╭──
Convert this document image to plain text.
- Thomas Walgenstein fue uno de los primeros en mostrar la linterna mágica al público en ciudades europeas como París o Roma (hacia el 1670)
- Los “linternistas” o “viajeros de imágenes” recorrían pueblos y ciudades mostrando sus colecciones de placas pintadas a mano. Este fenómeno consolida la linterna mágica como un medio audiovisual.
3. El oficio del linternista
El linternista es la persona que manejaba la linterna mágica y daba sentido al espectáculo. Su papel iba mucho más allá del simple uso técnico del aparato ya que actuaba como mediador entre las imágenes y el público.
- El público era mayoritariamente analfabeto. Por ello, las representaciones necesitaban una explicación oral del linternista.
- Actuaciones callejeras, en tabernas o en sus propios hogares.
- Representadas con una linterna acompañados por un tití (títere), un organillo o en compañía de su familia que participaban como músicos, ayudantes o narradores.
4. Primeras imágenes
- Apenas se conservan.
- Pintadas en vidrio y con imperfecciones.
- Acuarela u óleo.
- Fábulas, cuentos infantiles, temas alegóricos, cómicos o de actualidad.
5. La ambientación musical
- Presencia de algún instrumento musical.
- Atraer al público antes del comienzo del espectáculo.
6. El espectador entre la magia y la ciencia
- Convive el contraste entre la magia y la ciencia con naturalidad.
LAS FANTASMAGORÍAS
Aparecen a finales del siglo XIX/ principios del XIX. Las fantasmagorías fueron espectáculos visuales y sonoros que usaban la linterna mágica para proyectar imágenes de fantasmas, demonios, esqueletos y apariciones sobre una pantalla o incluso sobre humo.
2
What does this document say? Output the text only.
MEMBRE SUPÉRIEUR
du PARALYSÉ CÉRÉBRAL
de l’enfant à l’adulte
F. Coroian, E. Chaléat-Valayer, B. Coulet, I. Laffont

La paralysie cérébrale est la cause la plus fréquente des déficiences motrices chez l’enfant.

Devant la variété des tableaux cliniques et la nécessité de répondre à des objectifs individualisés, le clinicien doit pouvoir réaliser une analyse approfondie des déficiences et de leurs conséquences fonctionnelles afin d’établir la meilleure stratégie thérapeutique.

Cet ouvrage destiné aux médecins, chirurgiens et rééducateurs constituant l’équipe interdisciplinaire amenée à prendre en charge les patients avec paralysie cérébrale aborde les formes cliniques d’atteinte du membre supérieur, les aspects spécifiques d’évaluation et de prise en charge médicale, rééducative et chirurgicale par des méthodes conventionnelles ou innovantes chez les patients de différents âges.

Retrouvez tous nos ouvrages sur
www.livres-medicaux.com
╰──
The records above need to be written out once more, exactly.

Convert this document image to plain text.
- Thomas Walgenstein fue uno de los primeros en mostrar la linterna mágica al público en ciudades europeas como París o Roma (hacia el 1670)
- Los “linternistas” o “viajeros de imágenes” recorrían pueblos y ciudades mostrando sus colecciones de placas pintadas a mano. Este fenómeno consolida la linterna mágica como un medio audiovisual.
3. El oficio del linternista
El linternista es la persona que manejaba la linterna mágica y daba sentido al espectáculo. Su papel iba mucho más allá del simple uso técnico del aparato ya que actuaba como mediador entre las imágenes y el público.
- El público era mayoritariamente analfabeto. Por ello, las representaciones necesitaban una explicación oral del linternista.
- Actuaciones callejeras, en tabernas o en sus propios hogares.
- Representadas con una linterna acompañados por un tití (títere), un organillo o en compañía de su familia que participaban como músicos, ayudantes o narradores.
4. Primeras imágenes
- Apenas se conservan.
- Pintadas en vidrio y con imperfecciones.
- Acuarela u óleo.
- Fábulas, cuentos infantiles, temas alegóricos, cómicos o de actualidad.
5. La ambientación musical
- Presencia de algún instrumento musical.
- Atraer al público antes del comienzo del espectáculo.
6. El espectador entre la magia y la ciencia
- Convive el contraste entre la magia y la ciencia con naturalidad.
LAS FANTASMAGORÍAS
Aparecen a finales del siglo XIX/ principios del XIX. Las fantasmagorías fueron espectáculos visuales y sonoros que usaban la linterna mágica para proyectar imágenes de fantasmas, demonios, esqueletos y apariciones sobre una pantalla o incluso sobre humo.
2
What does this document say? Output the text only.
MEMBRE SUPÉRIEUR
du PARALYSÉ CÉRÉBRAL
de l’enfant à l’adulte
F. Coroian, E. Chaléat-Valayer, B. Coulet, I. Laffont

La paralysie cérébrale est la cause la plus fréquente des déficiences motrices chez l’enfant.

Devant la variété des tableaux cliniques et la nécessité de répondre à des objectifs individualisés, le clinicien doit pouvoir réaliser une analyse approfondie des déficiences et de leurs conséquences fonctionnelles afin d’établir la meilleure stratégie thérapeutique.

Cet ouvrage destiné aux médecins, chirurgiens et rééducateurs constituant l’équipe interdisciplinaire amenée à prendre en charge les patients avec paralysie cérébrale aborde les formes cliniques d’atteinte du membre supérieur, les aspects spécifiques d’évaluation et de prise en charge médicale, rééducative et chirurgicale par des méthodes conventionnelles ou innovantes chez les patients de différents âges.

Retrouvez tous nos ouvrages sur
www.livres-medicaux.com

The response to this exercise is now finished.